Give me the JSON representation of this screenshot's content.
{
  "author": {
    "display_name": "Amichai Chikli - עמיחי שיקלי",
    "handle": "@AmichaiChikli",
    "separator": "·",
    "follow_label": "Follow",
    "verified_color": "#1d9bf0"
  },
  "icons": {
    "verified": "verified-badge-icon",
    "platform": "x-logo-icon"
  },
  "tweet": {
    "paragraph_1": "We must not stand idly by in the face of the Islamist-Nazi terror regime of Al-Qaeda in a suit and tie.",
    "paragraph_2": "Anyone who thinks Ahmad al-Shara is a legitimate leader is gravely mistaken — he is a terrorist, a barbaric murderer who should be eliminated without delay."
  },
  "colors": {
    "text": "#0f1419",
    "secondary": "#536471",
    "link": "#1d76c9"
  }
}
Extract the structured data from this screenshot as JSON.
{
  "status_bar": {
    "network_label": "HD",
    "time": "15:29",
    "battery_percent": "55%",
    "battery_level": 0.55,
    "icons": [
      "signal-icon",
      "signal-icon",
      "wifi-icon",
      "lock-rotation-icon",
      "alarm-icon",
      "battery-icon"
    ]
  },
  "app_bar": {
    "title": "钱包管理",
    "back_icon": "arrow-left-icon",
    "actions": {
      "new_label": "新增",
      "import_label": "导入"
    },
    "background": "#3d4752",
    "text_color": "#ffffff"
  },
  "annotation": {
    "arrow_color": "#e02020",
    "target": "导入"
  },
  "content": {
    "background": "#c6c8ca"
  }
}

++++++++++++++++++++

Required work.
Using the listing above, list every line in which the string "this" occurs.

Complete response.
Give me the JSON representation of this screenshot's content.
Extract the structured data from this screenshot as JSON.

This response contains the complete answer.